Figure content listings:
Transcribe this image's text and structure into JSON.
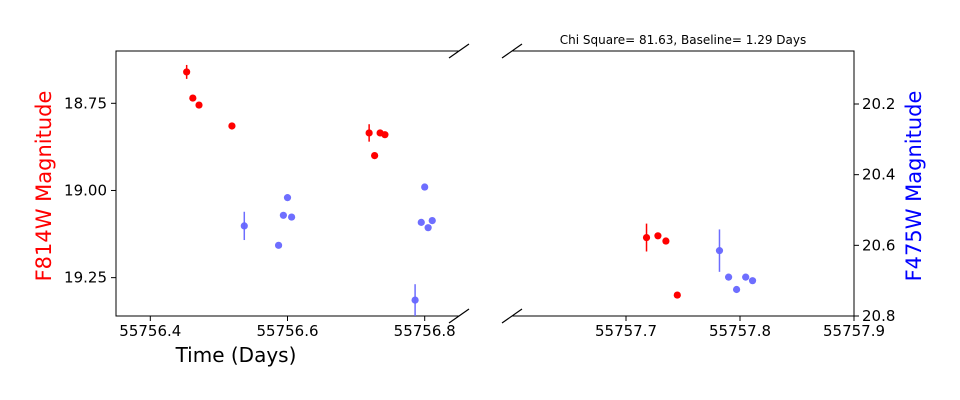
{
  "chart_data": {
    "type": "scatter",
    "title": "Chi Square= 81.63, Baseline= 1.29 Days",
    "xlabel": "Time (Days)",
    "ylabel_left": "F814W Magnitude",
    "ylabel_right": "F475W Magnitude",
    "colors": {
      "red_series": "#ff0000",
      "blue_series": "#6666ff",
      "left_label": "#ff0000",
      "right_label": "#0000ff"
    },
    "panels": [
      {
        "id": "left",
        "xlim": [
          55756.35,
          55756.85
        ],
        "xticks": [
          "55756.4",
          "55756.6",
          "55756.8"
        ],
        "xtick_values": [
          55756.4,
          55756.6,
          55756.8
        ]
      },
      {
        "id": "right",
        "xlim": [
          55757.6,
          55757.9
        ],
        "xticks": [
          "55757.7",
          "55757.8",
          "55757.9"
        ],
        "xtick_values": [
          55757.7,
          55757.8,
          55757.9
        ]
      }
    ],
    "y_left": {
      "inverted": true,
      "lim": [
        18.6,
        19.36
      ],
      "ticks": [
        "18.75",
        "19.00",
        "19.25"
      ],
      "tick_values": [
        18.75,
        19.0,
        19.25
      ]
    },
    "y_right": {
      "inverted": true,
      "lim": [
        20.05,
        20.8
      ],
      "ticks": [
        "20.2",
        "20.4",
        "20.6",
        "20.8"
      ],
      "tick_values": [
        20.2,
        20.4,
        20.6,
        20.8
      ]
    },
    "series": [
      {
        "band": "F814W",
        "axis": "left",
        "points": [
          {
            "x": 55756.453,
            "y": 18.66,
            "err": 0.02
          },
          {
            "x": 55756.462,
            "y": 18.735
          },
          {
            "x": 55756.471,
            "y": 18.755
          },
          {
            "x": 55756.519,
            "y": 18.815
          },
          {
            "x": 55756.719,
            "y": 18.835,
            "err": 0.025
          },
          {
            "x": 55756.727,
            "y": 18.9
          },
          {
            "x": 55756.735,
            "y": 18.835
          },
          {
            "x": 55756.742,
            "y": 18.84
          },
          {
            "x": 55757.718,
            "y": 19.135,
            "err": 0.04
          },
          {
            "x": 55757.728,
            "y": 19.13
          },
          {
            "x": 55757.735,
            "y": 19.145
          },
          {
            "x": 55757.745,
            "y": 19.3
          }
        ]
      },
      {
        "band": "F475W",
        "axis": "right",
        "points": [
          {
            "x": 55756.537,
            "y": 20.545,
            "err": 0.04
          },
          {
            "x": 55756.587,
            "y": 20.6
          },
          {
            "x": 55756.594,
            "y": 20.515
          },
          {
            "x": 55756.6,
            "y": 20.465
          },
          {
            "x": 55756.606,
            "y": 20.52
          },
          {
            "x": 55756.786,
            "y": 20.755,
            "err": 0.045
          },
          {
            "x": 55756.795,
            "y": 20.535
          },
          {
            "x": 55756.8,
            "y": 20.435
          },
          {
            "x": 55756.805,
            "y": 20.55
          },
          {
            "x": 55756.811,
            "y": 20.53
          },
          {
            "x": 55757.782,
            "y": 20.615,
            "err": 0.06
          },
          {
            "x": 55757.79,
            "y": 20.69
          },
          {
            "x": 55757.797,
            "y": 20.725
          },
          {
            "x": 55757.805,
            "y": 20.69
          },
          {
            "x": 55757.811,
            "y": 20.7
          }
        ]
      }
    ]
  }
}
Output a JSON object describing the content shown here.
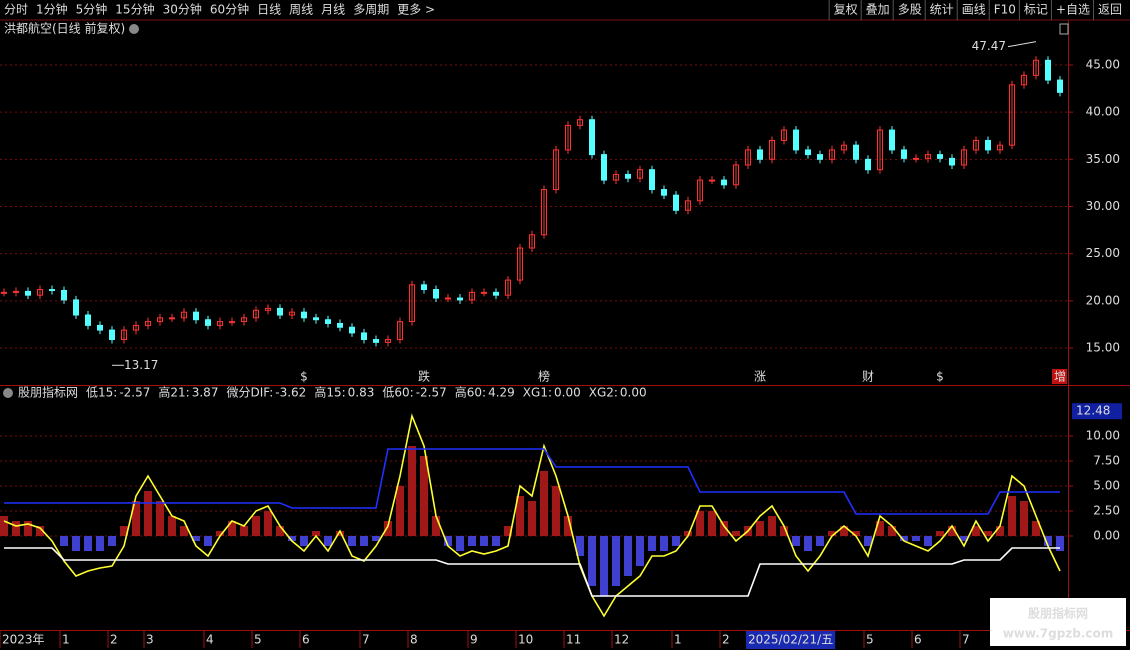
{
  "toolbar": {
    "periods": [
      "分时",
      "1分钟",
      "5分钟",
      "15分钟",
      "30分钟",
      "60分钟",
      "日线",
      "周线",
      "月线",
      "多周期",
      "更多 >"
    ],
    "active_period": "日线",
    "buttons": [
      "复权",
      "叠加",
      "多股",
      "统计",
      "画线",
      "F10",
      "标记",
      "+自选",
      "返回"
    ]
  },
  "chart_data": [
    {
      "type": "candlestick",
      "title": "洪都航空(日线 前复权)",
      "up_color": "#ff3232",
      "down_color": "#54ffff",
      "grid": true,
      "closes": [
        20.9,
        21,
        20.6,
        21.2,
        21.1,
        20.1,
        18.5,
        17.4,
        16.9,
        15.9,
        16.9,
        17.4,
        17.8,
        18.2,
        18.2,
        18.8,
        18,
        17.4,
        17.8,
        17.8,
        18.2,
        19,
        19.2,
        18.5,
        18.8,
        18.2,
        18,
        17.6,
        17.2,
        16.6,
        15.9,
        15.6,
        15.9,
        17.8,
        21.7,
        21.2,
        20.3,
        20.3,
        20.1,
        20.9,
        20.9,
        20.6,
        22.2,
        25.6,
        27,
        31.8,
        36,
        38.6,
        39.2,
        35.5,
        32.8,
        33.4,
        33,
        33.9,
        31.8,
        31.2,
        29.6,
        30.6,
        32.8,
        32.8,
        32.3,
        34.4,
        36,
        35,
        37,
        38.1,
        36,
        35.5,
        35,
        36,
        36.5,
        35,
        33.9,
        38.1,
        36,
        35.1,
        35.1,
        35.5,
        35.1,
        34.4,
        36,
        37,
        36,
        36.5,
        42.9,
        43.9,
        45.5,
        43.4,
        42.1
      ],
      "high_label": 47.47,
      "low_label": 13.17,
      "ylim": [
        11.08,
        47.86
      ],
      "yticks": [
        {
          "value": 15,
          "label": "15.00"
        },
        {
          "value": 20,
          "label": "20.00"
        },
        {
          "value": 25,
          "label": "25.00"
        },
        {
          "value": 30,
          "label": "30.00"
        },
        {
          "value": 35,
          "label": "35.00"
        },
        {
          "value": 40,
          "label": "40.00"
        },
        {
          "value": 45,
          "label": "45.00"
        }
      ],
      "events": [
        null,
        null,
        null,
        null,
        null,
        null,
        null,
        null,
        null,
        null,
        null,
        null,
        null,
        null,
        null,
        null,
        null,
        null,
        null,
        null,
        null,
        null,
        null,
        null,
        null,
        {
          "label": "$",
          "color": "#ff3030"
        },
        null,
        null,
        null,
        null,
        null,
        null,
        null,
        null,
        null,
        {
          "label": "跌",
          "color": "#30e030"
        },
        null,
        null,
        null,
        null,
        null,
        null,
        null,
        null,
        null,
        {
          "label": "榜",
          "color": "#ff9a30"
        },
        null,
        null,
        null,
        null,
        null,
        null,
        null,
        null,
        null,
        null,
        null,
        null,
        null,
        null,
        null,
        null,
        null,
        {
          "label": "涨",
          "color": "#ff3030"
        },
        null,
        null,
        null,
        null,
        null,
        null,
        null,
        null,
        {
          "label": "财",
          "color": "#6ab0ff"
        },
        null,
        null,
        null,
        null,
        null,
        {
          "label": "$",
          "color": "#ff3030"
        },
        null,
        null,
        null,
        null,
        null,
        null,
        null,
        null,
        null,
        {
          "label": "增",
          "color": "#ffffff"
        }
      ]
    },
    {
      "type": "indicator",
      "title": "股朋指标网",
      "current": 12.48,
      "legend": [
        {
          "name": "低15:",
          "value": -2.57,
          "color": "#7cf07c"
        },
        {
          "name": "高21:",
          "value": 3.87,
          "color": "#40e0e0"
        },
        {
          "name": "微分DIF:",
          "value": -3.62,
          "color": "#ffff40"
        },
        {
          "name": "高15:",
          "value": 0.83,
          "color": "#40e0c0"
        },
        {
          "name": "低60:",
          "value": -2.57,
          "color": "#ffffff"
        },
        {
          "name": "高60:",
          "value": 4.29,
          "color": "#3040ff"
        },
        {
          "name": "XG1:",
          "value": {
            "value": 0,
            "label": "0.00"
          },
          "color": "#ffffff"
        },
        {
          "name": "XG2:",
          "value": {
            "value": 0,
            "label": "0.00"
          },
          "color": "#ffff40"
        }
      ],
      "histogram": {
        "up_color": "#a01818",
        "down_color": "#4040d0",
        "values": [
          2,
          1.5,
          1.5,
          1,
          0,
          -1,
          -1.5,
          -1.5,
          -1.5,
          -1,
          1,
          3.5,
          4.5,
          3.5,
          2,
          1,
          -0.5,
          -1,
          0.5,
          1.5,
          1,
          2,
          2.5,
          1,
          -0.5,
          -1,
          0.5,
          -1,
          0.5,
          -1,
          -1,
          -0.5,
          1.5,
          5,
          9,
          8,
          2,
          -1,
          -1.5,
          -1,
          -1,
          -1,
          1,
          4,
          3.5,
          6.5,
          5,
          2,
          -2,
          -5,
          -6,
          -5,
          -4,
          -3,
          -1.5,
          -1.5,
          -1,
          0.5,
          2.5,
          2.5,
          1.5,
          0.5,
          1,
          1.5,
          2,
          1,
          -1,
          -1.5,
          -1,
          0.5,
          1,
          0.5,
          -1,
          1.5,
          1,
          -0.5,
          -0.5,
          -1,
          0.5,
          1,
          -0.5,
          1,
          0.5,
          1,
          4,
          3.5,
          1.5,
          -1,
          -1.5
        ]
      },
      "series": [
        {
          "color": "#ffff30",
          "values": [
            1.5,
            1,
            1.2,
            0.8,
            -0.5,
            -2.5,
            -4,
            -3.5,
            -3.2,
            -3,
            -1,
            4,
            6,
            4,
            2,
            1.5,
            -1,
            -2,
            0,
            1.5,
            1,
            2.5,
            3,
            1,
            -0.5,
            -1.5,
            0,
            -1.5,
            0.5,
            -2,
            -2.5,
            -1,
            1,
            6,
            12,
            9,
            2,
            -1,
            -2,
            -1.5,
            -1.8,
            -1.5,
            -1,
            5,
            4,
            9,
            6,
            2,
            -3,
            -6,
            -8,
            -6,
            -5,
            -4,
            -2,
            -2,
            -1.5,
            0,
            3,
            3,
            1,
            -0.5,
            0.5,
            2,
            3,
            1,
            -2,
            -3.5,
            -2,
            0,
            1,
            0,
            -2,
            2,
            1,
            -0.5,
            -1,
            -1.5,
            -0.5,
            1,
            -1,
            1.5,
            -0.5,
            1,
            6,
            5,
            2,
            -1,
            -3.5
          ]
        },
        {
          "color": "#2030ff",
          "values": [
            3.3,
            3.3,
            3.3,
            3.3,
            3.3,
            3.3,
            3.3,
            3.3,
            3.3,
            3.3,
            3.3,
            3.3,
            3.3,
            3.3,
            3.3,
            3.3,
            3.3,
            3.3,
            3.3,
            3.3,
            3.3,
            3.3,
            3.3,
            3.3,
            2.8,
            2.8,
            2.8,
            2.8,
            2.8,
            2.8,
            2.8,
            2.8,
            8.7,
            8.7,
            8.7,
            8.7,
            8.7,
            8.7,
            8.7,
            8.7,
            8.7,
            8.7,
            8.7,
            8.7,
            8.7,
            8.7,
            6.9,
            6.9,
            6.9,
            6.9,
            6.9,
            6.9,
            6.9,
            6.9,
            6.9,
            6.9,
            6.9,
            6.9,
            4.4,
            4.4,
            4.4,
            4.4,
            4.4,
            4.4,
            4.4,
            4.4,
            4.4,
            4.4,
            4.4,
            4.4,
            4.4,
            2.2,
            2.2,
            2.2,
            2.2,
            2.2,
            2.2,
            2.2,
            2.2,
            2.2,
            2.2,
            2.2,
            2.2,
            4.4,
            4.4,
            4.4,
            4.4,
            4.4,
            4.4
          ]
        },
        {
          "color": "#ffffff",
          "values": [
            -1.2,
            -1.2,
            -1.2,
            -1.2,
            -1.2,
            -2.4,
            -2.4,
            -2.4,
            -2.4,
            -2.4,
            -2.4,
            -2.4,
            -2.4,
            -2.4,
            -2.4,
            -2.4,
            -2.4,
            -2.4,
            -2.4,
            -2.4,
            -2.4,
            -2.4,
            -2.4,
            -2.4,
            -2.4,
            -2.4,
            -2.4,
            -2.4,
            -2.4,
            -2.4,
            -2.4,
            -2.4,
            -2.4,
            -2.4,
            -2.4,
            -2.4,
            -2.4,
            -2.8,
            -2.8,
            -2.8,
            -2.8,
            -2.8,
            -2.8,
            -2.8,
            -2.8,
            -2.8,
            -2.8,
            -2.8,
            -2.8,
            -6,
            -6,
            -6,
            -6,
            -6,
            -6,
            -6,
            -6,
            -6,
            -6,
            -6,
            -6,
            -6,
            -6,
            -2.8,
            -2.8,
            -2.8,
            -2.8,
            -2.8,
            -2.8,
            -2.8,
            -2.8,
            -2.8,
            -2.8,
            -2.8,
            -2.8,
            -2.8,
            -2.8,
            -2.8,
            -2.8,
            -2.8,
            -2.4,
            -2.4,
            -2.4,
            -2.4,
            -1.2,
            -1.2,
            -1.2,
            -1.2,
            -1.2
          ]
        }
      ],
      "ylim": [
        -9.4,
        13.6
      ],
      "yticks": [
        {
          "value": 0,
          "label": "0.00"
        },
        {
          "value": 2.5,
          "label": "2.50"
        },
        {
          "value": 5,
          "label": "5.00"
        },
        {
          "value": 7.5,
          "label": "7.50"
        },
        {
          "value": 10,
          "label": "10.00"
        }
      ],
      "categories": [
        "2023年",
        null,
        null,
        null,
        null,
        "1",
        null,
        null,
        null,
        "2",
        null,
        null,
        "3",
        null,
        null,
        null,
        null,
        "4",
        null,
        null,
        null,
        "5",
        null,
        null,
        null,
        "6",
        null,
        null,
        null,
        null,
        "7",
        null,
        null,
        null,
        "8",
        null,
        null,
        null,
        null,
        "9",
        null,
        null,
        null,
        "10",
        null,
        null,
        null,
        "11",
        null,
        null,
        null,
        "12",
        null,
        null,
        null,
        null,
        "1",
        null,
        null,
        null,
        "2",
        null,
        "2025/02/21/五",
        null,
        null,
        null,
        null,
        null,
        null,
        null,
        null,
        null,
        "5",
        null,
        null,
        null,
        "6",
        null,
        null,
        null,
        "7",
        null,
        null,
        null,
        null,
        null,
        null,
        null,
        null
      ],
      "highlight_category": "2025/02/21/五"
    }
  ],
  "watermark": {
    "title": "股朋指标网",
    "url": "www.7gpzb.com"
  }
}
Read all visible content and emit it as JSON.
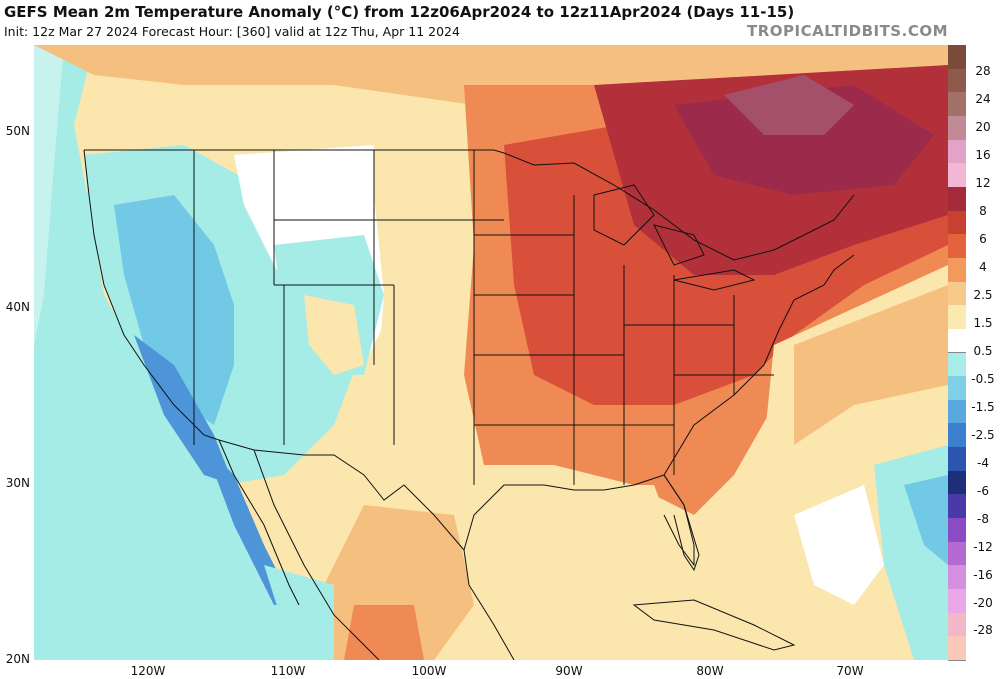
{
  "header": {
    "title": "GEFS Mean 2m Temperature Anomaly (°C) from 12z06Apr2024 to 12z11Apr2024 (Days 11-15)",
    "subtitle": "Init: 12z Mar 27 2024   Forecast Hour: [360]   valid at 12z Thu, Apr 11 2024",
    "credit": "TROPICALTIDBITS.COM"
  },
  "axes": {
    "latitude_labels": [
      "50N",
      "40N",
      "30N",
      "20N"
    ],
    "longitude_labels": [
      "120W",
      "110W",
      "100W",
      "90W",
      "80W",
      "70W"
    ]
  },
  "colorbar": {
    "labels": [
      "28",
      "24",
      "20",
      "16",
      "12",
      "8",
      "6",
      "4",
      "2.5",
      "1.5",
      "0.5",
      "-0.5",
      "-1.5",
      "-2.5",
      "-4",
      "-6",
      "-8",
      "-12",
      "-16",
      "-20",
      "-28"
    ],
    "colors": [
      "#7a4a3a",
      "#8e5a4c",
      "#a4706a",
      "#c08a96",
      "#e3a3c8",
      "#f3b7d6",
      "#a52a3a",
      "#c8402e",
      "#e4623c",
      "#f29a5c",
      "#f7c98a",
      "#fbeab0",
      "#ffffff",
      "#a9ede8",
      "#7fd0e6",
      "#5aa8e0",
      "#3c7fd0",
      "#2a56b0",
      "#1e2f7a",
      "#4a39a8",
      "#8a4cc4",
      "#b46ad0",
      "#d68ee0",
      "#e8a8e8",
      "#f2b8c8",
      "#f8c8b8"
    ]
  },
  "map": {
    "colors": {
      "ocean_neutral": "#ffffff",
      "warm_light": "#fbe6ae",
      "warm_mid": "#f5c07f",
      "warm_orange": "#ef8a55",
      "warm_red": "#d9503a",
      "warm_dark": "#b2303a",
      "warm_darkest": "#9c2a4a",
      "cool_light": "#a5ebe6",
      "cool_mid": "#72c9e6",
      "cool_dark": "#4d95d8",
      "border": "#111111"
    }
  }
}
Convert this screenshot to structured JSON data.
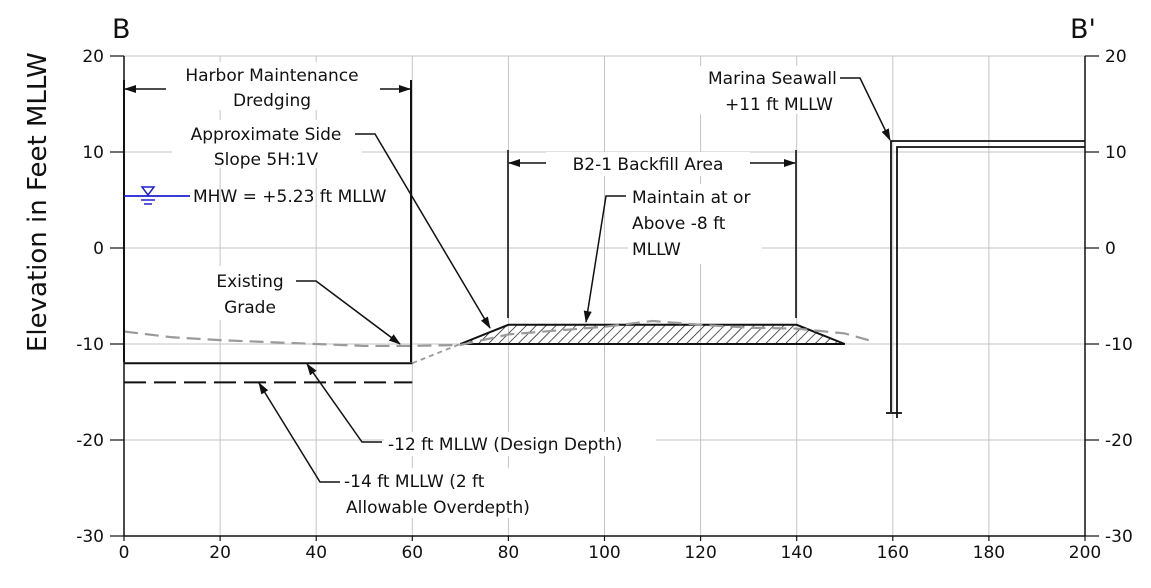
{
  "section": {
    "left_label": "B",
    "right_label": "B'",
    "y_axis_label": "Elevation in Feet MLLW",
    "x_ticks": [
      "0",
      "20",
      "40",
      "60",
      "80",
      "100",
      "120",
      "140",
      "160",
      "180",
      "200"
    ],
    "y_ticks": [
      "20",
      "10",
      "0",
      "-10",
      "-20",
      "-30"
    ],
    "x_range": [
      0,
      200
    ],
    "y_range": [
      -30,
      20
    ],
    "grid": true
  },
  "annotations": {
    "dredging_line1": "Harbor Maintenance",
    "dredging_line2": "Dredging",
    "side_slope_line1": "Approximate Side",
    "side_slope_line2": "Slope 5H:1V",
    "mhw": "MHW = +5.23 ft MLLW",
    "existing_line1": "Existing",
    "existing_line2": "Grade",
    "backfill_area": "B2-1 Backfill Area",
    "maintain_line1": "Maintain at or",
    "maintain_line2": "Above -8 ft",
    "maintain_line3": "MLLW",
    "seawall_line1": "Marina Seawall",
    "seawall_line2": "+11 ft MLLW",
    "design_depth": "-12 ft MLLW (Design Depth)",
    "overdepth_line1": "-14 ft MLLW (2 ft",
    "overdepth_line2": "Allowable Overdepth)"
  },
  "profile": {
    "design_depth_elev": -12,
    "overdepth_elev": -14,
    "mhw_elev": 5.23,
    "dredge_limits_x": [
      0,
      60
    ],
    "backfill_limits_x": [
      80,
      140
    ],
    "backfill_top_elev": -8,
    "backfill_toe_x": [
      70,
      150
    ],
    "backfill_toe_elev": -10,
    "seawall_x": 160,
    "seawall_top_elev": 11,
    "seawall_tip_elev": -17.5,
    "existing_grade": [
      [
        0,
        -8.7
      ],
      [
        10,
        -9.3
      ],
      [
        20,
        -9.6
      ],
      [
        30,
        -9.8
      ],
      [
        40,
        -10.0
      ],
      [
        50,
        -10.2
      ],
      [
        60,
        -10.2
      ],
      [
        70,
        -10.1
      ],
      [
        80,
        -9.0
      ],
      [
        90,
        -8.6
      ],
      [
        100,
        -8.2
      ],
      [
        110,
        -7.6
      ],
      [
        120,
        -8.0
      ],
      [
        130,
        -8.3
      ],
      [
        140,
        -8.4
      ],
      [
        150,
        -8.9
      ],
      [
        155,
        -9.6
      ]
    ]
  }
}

WHAT YOU WILL DO: Above are some records. Report the number of their lines that include "JSON", and add nothing else.

COMPLETED EXERCISE: 4